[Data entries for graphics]
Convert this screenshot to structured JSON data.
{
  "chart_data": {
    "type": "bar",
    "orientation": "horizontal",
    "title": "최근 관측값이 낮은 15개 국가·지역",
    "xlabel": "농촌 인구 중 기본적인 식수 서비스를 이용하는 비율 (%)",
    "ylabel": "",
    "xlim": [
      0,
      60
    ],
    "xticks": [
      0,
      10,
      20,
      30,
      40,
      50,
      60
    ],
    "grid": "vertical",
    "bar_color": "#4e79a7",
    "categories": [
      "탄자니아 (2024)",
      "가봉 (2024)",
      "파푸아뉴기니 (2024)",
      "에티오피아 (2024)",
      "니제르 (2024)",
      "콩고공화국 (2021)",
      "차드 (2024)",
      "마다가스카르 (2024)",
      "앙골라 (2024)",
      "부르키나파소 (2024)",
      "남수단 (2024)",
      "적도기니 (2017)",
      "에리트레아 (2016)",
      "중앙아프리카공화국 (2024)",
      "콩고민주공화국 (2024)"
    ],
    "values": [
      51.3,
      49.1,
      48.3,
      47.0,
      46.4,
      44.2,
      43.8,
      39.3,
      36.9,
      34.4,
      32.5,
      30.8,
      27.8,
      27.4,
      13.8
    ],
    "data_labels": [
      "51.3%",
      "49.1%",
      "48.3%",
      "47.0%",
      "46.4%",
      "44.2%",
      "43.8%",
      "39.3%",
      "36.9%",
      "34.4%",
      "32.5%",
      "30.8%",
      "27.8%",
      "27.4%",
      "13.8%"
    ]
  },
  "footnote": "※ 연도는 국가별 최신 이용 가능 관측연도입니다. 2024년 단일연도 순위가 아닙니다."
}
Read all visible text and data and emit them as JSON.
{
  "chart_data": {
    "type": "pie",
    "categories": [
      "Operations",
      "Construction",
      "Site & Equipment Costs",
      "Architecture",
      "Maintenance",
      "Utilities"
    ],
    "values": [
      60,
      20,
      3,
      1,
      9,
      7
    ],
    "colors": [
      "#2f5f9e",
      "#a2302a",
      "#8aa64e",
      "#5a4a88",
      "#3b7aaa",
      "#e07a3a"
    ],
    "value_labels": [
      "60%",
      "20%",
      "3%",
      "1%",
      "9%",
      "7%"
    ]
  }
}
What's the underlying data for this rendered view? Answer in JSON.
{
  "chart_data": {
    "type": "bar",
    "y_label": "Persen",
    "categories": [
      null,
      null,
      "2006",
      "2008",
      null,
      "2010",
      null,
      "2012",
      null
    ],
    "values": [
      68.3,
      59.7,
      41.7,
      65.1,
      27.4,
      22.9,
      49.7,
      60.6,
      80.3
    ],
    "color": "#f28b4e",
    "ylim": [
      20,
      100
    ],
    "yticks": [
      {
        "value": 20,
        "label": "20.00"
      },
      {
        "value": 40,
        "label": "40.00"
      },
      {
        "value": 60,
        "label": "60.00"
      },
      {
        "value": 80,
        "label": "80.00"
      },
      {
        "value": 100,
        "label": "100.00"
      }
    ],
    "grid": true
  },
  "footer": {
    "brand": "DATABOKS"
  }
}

Required work: Extract, verbatim, the lines from the one containing "Read all visible" through the last line of the listing above.

Solution to the problem:
Read all visible text and data and emit them as JSON.
{
  "chart_data": {
    "type": "pie",
    "categories": [
      "Operations",
      "Construction",
      "Site & Equipment Costs",
      "Architecture",
      "Maintenance",
      "Utilities"
    ],
    "values": [
      60,
      20,
      3,
      1,
      9,
      7
    ],
    "colors": [
      "#2f5f9e",
      "#a2302a",
      "#8aa64e",
      "#5a4a88",
      "#3b7aaa",
      "#e07a3a"
    ],
    "value_labels": [
      "60%",
      "20%",
      "3%",
      "1%",
      "9%",
      "7%"
    ]
  }
}
What's the underlying data for this rendered view? Answer in JSON.
{
  "chart_data": {
    "type": "bar",
    "y_label": "Persen",
    "categories": [
      null,
      null,
      "2006",
      "2008",
      null,
      "2010",
      null,
      "2012",
      null
    ],
    "values": [
      68.3,
      59.7,
      41.7,
      65.1,
      27.4,
      22.9,
      49.7,
      60.6,
      80.3
    ],
    "color": "#f28b4e",
    "ylim": [
      20,
      100
    ],
    "yticks": [
      {
        "value": 20,
        "label": "20.00"
      },
      {
        "value": 40,
        "label": "40.00"
      },
      {
        "value": 60,
        "label": "60.00"
      },
      {
        "value": 80,
        "label": "80.00"
      },
      {
        "value": 100,
        "label": "100.00"
      }
    ],
    "grid": true
  },
  "footer": {
    "brand": "DATABOKS"
  }
}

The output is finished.